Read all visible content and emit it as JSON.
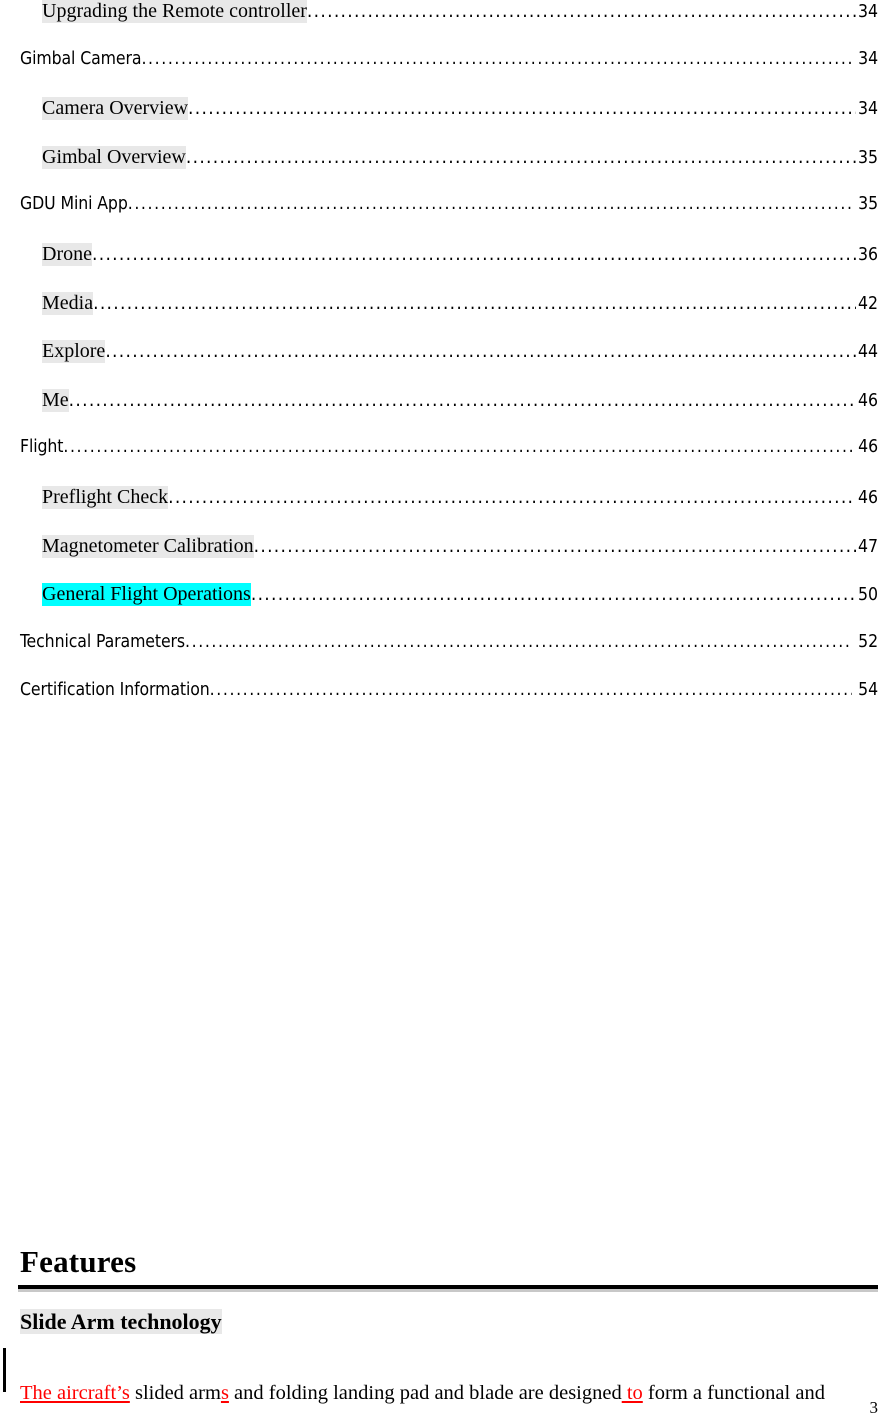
{
  "document": {
    "page_number": "3",
    "colors": {
      "highlight_gray": "#E8E8E8",
      "highlight_cyan": "#00FFFF",
      "insertion_red": "#FF0000",
      "rule_black": "#000000",
      "rule_shadow_gray": "#C8C8C8"
    }
  },
  "toc": {
    "entries": [
      {
        "title": "Upgrading the Remote controller",
        "page": "34",
        "level": 2,
        "highlight": "gray"
      },
      {
        "title": "Gimbal Camera",
        "page": "34",
        "level": 1,
        "highlight": "none"
      },
      {
        "title": "Camera Overview",
        "page": "34",
        "level": 2,
        "highlight": "gray"
      },
      {
        "title": "Gimbal Overview",
        "page": "35",
        "level": 2,
        "highlight": "gray"
      },
      {
        "title": "GDU Mini App",
        "page": "35",
        "level": 1,
        "highlight": "none"
      },
      {
        "title": "Drone",
        "page": "36",
        "level": 2,
        "highlight": "gray"
      },
      {
        "title": "Media",
        "page": "42",
        "level": 2,
        "highlight": "gray"
      },
      {
        "title": "Explore",
        "page": "44",
        "level": 2,
        "highlight": "gray"
      },
      {
        "title": "Me",
        "page": "46",
        "level": 2,
        "highlight": "gray"
      },
      {
        "title": "Flight",
        "page": "46",
        "level": 1,
        "highlight": "none"
      },
      {
        "title": "Preflight Check",
        "page": "46",
        "level": 2,
        "highlight": "gray"
      },
      {
        "title": "Magnetometer Calibration",
        "page": "47",
        "level": 2,
        "highlight": "gray"
      },
      {
        "title": "General Flight Operations",
        "page": "50",
        "level": 2,
        "highlight": "cyan"
      },
      {
        "title": "Technical Parameters",
        "page": "52",
        "level": 1,
        "highlight": "none"
      },
      {
        "title": "Certification Information",
        "page": "54",
        "level": 1,
        "highlight": "none"
      }
    ]
  },
  "features_section": {
    "heading": "Features",
    "subheading": "Slide Arm technology",
    "paragraph": {
      "runs": [
        {
          "text": "The aircraft’s",
          "type": "insertion"
        },
        {
          "text": " slided arm",
          "type": "normal"
        },
        {
          "text": "s",
          "type": "insertion"
        },
        {
          "text": " and folding landing pad and blade are designed",
          "type": "normal"
        },
        {
          "text": " to",
          "type": "insertion"
        },
        {
          "text": " form a functional and",
          "type": "normal"
        }
      ]
    }
  }
}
^^^^^^^^
WHAT YOU HAVE TO DO
Gather all lines with the string "Gimbal" from the data.

EXERCISE RESULT
        "title": "Gimbal Camera",
        "title": "Gimbal Overview",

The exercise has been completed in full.